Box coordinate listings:
○ ○ ○
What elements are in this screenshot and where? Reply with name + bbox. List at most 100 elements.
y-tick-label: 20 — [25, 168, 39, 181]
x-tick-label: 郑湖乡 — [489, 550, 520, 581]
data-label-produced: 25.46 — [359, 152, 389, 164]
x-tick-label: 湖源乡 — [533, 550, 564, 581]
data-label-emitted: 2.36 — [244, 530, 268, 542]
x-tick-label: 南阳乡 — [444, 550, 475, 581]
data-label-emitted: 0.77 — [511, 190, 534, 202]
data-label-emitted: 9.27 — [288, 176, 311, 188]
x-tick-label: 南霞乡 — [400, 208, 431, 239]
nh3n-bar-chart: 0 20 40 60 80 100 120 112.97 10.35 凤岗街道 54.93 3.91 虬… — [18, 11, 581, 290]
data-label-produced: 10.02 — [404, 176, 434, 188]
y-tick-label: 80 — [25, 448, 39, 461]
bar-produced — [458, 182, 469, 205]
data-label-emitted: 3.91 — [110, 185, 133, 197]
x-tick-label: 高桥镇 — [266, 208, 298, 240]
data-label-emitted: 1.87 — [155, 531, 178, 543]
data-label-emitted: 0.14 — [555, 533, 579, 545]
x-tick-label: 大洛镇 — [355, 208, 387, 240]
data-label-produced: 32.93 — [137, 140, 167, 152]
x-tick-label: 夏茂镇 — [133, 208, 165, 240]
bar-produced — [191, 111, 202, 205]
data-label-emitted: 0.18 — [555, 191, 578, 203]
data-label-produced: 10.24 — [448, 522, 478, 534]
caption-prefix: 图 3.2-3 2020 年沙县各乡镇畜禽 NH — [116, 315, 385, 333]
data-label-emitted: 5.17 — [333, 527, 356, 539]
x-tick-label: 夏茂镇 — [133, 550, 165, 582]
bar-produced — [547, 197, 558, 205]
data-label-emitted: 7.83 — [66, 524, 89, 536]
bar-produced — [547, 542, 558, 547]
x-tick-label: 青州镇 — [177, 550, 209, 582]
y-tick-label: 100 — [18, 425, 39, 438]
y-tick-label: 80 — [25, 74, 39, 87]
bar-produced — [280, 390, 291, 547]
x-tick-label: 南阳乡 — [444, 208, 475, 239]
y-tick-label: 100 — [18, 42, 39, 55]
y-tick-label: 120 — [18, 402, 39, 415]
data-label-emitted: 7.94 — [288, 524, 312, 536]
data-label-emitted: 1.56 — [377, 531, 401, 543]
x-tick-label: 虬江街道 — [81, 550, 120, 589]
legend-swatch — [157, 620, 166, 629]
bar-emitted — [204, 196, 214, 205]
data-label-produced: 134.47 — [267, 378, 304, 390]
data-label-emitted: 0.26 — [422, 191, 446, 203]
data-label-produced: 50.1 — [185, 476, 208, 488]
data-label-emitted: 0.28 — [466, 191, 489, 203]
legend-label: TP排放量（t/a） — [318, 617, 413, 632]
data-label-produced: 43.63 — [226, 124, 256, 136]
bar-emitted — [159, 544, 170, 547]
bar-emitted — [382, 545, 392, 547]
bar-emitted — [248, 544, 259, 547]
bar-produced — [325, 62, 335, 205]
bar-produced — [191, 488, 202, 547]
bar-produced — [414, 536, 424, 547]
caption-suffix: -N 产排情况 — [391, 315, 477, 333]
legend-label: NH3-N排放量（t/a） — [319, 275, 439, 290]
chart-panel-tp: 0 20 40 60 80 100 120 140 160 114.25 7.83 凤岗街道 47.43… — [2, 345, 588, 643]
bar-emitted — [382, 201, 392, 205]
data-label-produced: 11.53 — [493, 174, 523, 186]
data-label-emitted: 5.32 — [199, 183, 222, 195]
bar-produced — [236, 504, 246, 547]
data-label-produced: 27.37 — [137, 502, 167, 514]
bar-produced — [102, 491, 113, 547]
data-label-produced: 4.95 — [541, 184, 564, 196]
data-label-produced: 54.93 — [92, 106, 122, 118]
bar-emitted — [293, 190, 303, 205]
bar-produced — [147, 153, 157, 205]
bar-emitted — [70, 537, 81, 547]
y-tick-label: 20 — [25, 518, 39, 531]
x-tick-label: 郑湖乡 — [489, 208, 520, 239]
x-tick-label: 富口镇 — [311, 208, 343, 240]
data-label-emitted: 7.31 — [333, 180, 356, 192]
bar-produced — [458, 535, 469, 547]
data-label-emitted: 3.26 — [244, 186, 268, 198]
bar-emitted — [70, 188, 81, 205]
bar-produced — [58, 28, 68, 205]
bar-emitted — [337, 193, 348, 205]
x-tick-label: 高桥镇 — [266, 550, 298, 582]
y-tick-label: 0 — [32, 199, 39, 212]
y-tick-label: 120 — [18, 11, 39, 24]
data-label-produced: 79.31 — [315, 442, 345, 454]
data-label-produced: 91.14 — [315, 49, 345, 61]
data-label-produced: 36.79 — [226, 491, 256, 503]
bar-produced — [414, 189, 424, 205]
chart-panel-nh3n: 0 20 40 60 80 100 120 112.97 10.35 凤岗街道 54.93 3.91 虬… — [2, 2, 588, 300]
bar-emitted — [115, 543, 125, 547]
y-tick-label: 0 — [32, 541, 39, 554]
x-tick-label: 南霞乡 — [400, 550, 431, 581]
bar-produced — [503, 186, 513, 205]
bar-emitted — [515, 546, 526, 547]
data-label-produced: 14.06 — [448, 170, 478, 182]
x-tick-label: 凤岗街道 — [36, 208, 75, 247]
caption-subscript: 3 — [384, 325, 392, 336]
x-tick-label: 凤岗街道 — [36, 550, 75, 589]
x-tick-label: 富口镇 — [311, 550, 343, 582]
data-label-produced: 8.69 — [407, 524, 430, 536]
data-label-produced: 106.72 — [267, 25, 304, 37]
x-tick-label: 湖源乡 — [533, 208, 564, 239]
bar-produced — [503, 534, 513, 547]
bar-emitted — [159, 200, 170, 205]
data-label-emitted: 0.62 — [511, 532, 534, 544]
○ ○ ○
Extract every line of the data above and reproduce each one character for character, in the original order.

**Answer to this task:**
What elements are in this screenshot and where? Reply with name + bbox. List at most 100 elements.
y-tick-label: 20 — [25, 168, 39, 181]
x-tick-label: 郑湖乡 — [489, 550, 520, 581]
data-label-produced: 25.46 — [359, 152, 389, 164]
x-tick-label: 湖源乡 — [533, 550, 564, 581]
data-label-emitted: 2.36 — [244, 530, 268, 542]
x-tick-label: 南阳乡 — [444, 550, 475, 581]
data-label-emitted: 0.77 — [511, 190, 534, 202]
data-label-emitted: 9.27 — [288, 176, 311, 188]
x-tick-label: 南霞乡 — [400, 208, 431, 239]
nh3n-bar-chart: 0 20 40 60 80 100 120 112.97 10.35 凤岗街道 54.93 3.91 虬… — [18, 11, 581, 290]
data-label-produced: 10.02 — [404, 176, 434, 188]
y-tick-label: 80 — [25, 448, 39, 461]
bar-produced — [458, 182, 469, 205]
data-label-emitted: 3.91 — [110, 185, 133, 197]
x-tick-label: 高桥镇 — [266, 208, 298, 240]
data-label-emitted: 1.87 — [155, 531, 178, 543]
data-label-emitted: 0.14 — [555, 533, 579, 545]
x-tick-label: 大洛镇 — [355, 208, 387, 240]
data-label-produced: 32.93 — [137, 140, 167, 152]
x-tick-label: 夏茂镇 — [133, 208, 165, 240]
bar-produced — [191, 111, 202, 205]
data-label-emitted: 0.18 — [555, 191, 578, 203]
data-label-produced: 10.24 — [448, 522, 478, 534]
caption-prefix: 图 3.2-3 2020 年沙县各乡镇畜禽 NH — [116, 315, 385, 333]
data-label-emitted: 5.17 — [333, 527, 356, 539]
x-tick-label: 夏茂镇 — [133, 550, 165, 582]
bar-produced — [547, 197, 558, 205]
data-label-emitted: 7.83 — [66, 524, 89, 536]
bar-produced — [547, 542, 558, 547]
x-tick-label: 青州镇 — [177, 550, 209, 582]
y-tick-label: 100 — [18, 425, 39, 438]
y-tick-label: 80 — [25, 74, 39, 87]
bar-produced — [280, 390, 291, 547]
x-tick-label: 南阳乡 — [444, 208, 475, 239]
y-tick-label: 100 — [18, 42, 39, 55]
y-tick-label: 120 — [18, 402, 39, 415]
data-label-emitted: 7.94 — [288, 524, 312, 536]
data-label-emitted: 1.56 — [377, 531, 401, 543]
x-tick-label: 虬江街道 — [81, 550, 120, 589]
legend-swatch — [157, 620, 166, 629]
bar-emitted — [204, 196, 214, 205]
data-label-produced: 134.47 — [267, 378, 304, 390]
data-label-emitted: 0.26 — [422, 191, 446, 203]
data-label-produced: 50.1 — [185, 476, 208, 488]
data-label-emitted: 0.28 — [466, 191, 489, 203]
legend-label: TP排放量（t/a） — [318, 617, 413, 632]
data-label-produced: 43.63 — [226, 124, 256, 136]
bar-emitted — [159, 544, 170, 547]
bar-emitted — [382, 545, 392, 547]
bar-emitted — [248, 544, 259, 547]
bar-produced — [325, 62, 335, 205]
bar-produced — [191, 488, 202, 547]
bar-produced — [414, 536, 424, 547]
caption-suffix: -N 产排情况 — [391, 315, 477, 333]
legend-label: NH3-N排放量（t/a） — [319, 275, 439, 290]
chart-panel-tp: 0 20 40 60 80 100 120 140 160 114.25 7.83 凤岗街道 47.43… — [2, 345, 588, 643]
bar-emitted — [382, 201, 392, 205]
data-label-produced: 11.53 — [493, 174, 523, 186]
data-label-emitted: 5.32 — [199, 183, 222, 195]
bar-produced — [236, 504, 246, 547]
data-label-produced: 27.37 — [137, 502, 167, 514]
bar-produced — [102, 491, 113, 547]
data-label-produced: 4.95 — [541, 184, 564, 196]
data-label-produced: 54.93 — [92, 106, 122, 118]
bar-emitted — [293, 190, 303, 205]
bar-produced — [147, 153, 157, 205]
bar-emitted — [70, 537, 81, 547]
y-tick-label: 20 — [25, 518, 39, 531]
x-tick-label: 郑湖乡 — [489, 208, 520, 239]
x-tick-label: 富口镇 — [311, 208, 343, 240]
data-label-emitted: 7.31 — [333, 180, 356, 192]
bar-produced — [458, 535, 469, 547]
data-label-emitted: 3.26 — [244, 186, 268, 198]
bar-emitted — [70, 188, 81, 205]
bar-produced — [58, 28, 68, 205]
bar-emitted — [337, 193, 348, 205]
x-tick-label: 高桥镇 — [266, 550, 298, 582]
y-tick-label: 0 — [32, 199, 39, 212]
y-tick-label: 120 — [18, 11, 39, 24]
data-label-produced: 79.31 — [315, 442, 345, 454]
data-label-produced: 91.14 — [315, 49, 345, 61]
data-label-produced: 36.79 — [226, 491, 256, 503]
bar-produced — [414, 189, 424, 205]
chart-panel-nh3n: 0 20 40 60 80 100 120 112.97 10.35 凤岗街道 54.93 3.91 虬… — [2, 2, 588, 300]
bar-emitted — [115, 543, 125, 547]
y-tick-label: 0 — [32, 541, 39, 554]
x-tick-label: 南霞乡 — [400, 550, 431, 581]
bar-produced — [503, 186, 513, 205]
bar-emitted — [515, 546, 526, 547]
data-label-produced: 14.06 — [448, 170, 478, 182]
x-tick-label: 凤岗街道 — [36, 208, 75, 247]
caption-subscript: 3 — [384, 325, 392, 336]
x-tick-label: 凤岗街道 — [36, 550, 75, 589]
x-tick-label: 富口镇 — [311, 550, 343, 582]
data-label-produced: 8.69 — [407, 524, 430, 536]
data-label-produced: 106.72 — [267, 25, 304, 37]
x-tick-label: 湖源乡 — [533, 208, 564, 239]
bar-produced — [503, 534, 513, 547]
bar-emitted — [159, 200, 170, 205]
data-label-emitted: 0.62 — [511, 532, 534, 544]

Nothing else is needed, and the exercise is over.